* [WHAT IS NEEDED]
Return each line of the data below that contains the string "label".

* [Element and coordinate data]
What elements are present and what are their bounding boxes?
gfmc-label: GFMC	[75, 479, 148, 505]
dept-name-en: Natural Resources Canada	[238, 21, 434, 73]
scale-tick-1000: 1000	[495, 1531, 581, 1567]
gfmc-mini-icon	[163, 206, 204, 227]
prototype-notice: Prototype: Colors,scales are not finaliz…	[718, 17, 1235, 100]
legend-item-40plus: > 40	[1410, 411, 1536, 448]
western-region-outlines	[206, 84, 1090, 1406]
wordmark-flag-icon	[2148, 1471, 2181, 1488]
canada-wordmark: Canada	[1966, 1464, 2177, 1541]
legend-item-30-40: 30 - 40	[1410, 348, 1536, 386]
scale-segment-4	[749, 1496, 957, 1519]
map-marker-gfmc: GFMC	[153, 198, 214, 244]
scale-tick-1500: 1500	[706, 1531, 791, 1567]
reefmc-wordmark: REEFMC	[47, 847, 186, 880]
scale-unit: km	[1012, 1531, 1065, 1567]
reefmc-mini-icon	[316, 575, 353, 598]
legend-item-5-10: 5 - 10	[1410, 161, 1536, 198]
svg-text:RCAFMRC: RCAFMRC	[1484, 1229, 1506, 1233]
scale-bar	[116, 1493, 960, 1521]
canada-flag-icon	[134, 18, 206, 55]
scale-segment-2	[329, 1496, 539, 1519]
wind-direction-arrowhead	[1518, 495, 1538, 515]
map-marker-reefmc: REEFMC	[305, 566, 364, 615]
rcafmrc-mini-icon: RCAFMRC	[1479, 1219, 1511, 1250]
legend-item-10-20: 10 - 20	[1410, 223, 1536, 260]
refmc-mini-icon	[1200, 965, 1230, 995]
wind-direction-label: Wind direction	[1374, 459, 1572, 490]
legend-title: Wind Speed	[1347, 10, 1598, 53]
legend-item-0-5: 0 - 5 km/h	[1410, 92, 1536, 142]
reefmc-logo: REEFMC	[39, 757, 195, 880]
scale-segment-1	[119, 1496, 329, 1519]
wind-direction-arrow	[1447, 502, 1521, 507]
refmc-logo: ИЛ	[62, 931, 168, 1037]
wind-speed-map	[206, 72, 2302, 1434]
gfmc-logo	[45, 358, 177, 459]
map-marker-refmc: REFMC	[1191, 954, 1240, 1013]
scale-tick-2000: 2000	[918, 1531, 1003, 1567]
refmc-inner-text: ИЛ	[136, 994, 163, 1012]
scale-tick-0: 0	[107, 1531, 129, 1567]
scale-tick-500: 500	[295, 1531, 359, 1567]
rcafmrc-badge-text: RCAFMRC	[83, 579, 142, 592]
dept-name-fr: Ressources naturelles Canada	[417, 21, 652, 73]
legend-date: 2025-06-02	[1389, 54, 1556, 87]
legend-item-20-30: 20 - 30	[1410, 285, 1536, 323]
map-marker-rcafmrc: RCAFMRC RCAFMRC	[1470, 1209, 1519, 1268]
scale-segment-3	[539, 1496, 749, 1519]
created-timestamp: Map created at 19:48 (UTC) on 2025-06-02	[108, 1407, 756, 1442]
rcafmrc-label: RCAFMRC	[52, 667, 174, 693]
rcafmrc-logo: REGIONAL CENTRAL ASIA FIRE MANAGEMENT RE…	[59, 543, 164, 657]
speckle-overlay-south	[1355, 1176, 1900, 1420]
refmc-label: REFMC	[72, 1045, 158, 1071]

* [TASK RESULT]
gfmc-label: GFMC	[75, 479, 148, 505]
wind-direction-label: Wind direction	[1374, 459, 1572, 490]
rcafmrc-label: RCAFMRC	[52, 667, 174, 693]
refmc-label: REFMC	[72, 1045, 158, 1071]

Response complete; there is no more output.